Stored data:
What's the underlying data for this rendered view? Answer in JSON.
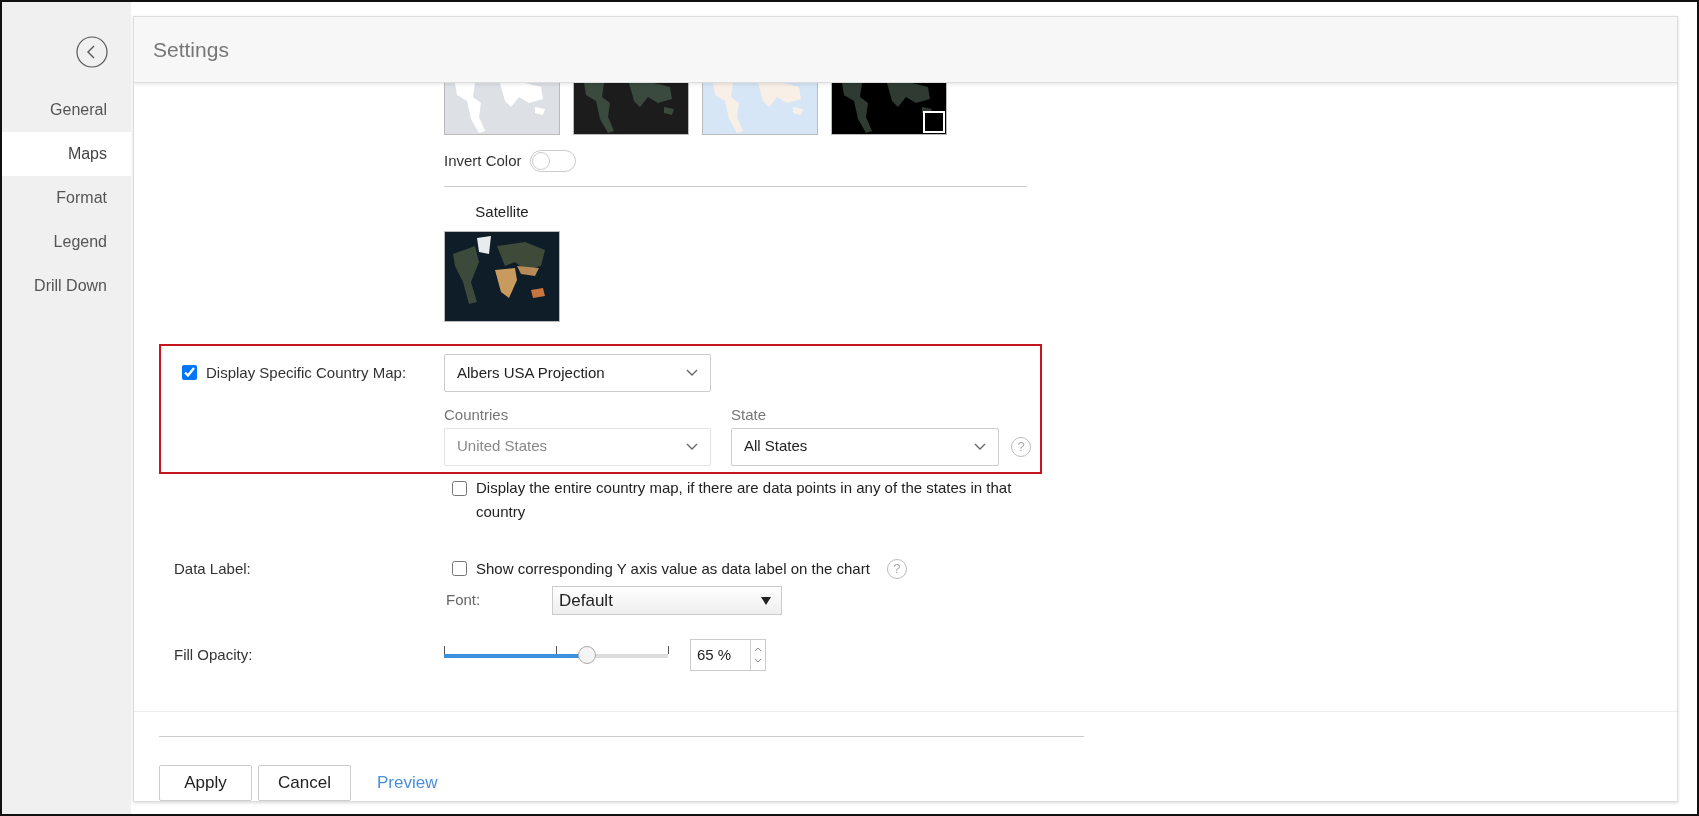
{
  "sidebar": {
    "items": [
      {
        "label": "General",
        "selected": false
      },
      {
        "label": "Maps",
        "selected": true
      },
      {
        "label": "Format",
        "selected": false
      },
      {
        "label": "Legend",
        "selected": false
      },
      {
        "label": "Drill Down",
        "selected": false
      }
    ]
  },
  "header": {
    "title": "Settings"
  },
  "map_styles": [
    {
      "kind": "light",
      "selected": false
    },
    {
      "kind": "dark",
      "selected": false
    },
    {
      "kind": "blue",
      "selected": false
    },
    {
      "kind": "black",
      "selected": true
    }
  ],
  "invert_color": {
    "label": "Invert Color",
    "on": false
  },
  "satellite": {
    "label": "Satellite"
  },
  "country_map": {
    "highlighted": true,
    "checked": true,
    "label": "Display Specific Country Map:",
    "projection": "Albers USA Projection",
    "countries_label": "Countries",
    "countries": "United States",
    "countries_disabled": true,
    "state_label": "State",
    "state": "All States",
    "help": "?"
  },
  "entire_country": {
    "checked": false,
    "label": "Display the entire country map, if there are data points in any of the states in that country"
  },
  "data_label": {
    "label": "Data Label:",
    "checked": false,
    "text": "Show corresponding Y axis value as data label on the chart",
    "help": "?",
    "font_label": "Font:",
    "font": "Default"
  },
  "fill_opacity": {
    "label": "Fill Opacity:",
    "level": 0.64,
    "value": "65 %"
  },
  "buttons": [
    {
      "label": "Apply",
      "kind": "button"
    },
    {
      "label": "Cancel",
      "kind": "button"
    },
    {
      "label": "Preview",
      "kind": "link"
    }
  ]
}
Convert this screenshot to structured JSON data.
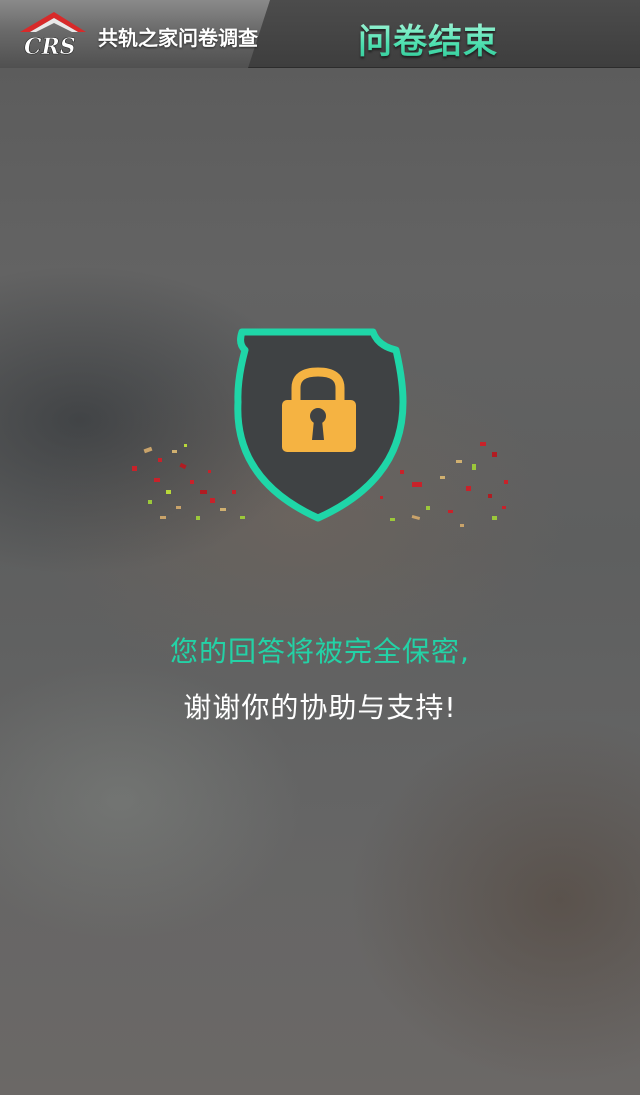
{
  "header": {
    "logo_text": "CRS",
    "app_name": "共轨之家问卷调查",
    "page_title": "问卷结束"
  },
  "main": {
    "icon": "shield-lock-icon",
    "message_primary": "您的回答将被完全保密,",
    "message_secondary": "谢谢你的协助与支持!"
  },
  "colors": {
    "accent": "#1fd6a8",
    "lock": "#f5b342",
    "logo_red": "#d82a2a"
  }
}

→ **Written instruction**
Count the lines in which the string "kind" appears, then report only that figure.

→ **Response**
7